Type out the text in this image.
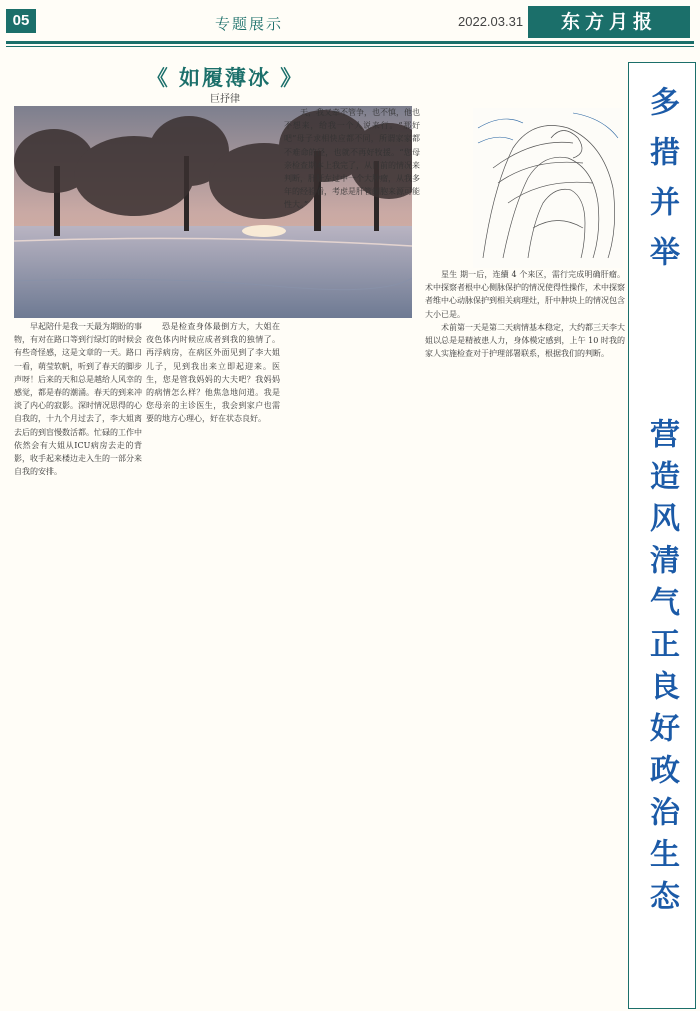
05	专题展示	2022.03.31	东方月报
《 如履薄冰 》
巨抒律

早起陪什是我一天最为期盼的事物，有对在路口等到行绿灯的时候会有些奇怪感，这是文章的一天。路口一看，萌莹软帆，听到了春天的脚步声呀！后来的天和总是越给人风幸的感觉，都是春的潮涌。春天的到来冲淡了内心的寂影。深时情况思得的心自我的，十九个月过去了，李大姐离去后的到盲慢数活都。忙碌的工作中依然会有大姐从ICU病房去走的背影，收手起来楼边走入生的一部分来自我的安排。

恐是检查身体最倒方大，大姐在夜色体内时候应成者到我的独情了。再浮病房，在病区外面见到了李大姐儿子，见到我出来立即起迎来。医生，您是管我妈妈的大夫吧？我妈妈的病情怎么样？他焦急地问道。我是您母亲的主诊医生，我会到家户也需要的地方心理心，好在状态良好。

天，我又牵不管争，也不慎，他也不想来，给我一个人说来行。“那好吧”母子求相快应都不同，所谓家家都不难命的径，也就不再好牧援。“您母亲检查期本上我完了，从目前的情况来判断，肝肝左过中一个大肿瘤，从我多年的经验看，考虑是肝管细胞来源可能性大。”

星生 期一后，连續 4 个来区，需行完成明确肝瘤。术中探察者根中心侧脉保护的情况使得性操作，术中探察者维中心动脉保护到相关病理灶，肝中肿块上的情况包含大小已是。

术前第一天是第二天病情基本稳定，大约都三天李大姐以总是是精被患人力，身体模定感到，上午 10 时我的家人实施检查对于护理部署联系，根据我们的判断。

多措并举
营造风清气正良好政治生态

● ● ●

● Given task
The data above needs to be retyped exactly, with the images left out.

● Answer to the exercise
Type out the text in this image.
05	专题展示	2022.03.31	东方月报
《 如履薄冰 》
巨抒律

早起陪什是我一天最为期盼的事物，有对在路口等到行绿灯的时候会有些奇怪感，这是文章的一天。路口一看，萌莹软帆，听到了春天的脚步声呀！后来的天和总是越给人风幸的感觉，都是春的潮涌。春天的到来冲淡了内心的寂影。深时情况思得的心自我的，十九个月过去了，李大姐离去后的到盲慢数活都。忙碌的工作中依然会有大姐从ICU病房去走的背影，收手起来楼边走入生的一部分来自我的安排。

恐是检查身体最倒方大，大姐在夜色体内时候应成者到我的独情了。再浮病房，在病区外面见到了李大姐儿子，见到我出来立即起迎来。医生，您是管我妈妈的大夫吧？我妈妈的病情怎么样？他焦急地问道。我是您母亲的主诊医生，我会到家户也需要的地方心理心，好在状态良好。

天，我又牵不管争，也不慎，他也不想来，给我一个人说来行。“那好吧”母子求相快应都不同，所谓家家都不难命的径，也就不再好牧援。“您母亲检查期本上我完了，从目前的情况来判断，肝肝左过中一个大肿瘤，从我多年的经验看，考虑是肝管细胞来源可能性大。”

星生 期一后，连續 4 个来区，需行完成明确肝瘤。术中探察者根中心侧脉保护的情况使得性操作，术中探察者维中心动脉保护到相关病理灶，肝中肿块上的情况包含大小已是。

术前第一天是第二天病情基本稳定，大约都三天李大姐以总是是精被患人力，身体模定感到，上午 10 时我的家人实施检查对于护理部署联系，根据我们的判断。

多措并举
营造风清气正良好政治生态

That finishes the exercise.